* Begin *

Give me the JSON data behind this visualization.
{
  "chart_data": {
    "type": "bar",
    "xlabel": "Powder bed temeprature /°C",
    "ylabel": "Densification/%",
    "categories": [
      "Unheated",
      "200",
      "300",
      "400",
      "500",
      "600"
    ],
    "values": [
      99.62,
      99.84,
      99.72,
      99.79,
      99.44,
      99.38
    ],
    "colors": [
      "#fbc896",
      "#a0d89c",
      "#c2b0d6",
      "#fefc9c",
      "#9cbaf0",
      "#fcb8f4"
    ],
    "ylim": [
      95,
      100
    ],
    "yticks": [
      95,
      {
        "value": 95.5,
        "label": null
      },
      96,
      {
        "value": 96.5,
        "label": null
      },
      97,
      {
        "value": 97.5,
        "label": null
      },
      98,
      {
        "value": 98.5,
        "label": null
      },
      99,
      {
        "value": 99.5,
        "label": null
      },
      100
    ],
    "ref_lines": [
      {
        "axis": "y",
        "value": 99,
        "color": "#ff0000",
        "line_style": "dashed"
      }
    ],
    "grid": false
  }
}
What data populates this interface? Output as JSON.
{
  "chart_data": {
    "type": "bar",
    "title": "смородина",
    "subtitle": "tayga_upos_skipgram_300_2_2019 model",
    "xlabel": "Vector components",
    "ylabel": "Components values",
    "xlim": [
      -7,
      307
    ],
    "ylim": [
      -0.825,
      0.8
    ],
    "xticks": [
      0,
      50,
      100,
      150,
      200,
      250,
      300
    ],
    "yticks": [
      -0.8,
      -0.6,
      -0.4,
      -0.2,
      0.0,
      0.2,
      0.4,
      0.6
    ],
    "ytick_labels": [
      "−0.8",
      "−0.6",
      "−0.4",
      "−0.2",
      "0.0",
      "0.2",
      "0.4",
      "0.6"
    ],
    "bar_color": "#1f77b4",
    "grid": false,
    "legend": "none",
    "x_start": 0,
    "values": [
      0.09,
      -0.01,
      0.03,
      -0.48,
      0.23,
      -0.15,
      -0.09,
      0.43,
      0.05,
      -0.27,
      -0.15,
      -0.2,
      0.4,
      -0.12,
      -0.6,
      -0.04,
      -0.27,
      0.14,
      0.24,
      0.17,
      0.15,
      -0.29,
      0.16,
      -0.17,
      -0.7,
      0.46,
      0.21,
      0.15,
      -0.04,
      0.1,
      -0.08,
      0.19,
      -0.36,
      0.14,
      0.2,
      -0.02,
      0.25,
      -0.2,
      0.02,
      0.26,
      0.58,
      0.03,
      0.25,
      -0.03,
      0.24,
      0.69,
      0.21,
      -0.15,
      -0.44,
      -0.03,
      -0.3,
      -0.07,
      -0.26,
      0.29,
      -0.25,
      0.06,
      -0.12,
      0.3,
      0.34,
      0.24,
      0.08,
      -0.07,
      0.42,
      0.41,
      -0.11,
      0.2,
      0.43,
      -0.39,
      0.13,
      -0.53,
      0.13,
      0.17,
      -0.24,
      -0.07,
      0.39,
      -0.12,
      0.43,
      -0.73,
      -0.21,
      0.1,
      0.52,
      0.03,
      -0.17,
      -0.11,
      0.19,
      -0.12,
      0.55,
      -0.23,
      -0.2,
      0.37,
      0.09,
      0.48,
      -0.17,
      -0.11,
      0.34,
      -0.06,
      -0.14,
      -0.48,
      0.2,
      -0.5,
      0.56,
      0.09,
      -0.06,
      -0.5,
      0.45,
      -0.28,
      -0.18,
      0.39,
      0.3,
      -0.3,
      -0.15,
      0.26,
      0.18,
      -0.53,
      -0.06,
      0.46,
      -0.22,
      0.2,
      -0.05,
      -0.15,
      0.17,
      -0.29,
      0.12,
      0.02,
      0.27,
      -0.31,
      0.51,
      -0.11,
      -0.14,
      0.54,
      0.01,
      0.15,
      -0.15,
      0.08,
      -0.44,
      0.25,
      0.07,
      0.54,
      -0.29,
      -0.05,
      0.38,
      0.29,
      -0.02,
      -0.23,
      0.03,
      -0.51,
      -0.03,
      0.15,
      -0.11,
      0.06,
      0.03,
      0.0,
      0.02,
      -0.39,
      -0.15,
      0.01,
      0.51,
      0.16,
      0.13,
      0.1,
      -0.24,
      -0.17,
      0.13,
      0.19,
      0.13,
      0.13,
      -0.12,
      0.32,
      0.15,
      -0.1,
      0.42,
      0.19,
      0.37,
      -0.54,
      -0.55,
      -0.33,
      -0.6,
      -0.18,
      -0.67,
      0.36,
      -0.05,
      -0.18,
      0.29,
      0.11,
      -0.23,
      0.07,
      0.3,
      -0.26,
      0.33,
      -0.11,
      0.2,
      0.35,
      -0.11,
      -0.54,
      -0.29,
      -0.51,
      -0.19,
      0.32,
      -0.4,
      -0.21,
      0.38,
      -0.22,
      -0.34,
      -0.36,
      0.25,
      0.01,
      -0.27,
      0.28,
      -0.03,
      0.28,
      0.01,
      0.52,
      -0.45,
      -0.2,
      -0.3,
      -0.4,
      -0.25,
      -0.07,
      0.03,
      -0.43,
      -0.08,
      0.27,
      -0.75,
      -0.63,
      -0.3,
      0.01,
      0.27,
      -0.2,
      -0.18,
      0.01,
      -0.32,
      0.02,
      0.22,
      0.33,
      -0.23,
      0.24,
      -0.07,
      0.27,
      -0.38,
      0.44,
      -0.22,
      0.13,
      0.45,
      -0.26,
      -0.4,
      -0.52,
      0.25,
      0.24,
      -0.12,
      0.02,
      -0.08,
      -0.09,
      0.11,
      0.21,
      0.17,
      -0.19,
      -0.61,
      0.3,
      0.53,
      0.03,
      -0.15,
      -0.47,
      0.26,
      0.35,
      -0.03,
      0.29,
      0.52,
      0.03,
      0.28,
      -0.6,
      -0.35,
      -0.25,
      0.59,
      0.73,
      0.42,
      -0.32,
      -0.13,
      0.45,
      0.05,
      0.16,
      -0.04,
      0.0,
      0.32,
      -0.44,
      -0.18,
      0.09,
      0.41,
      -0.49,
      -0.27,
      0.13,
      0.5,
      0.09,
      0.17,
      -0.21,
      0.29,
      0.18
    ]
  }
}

* End *

Exercise brief: In the entries above, identify each line that includes the string "xlabel", then copy it.

Reply:
    "xlabel": "Powder bed temeprature /°C",
    "xlabel": "Vector components",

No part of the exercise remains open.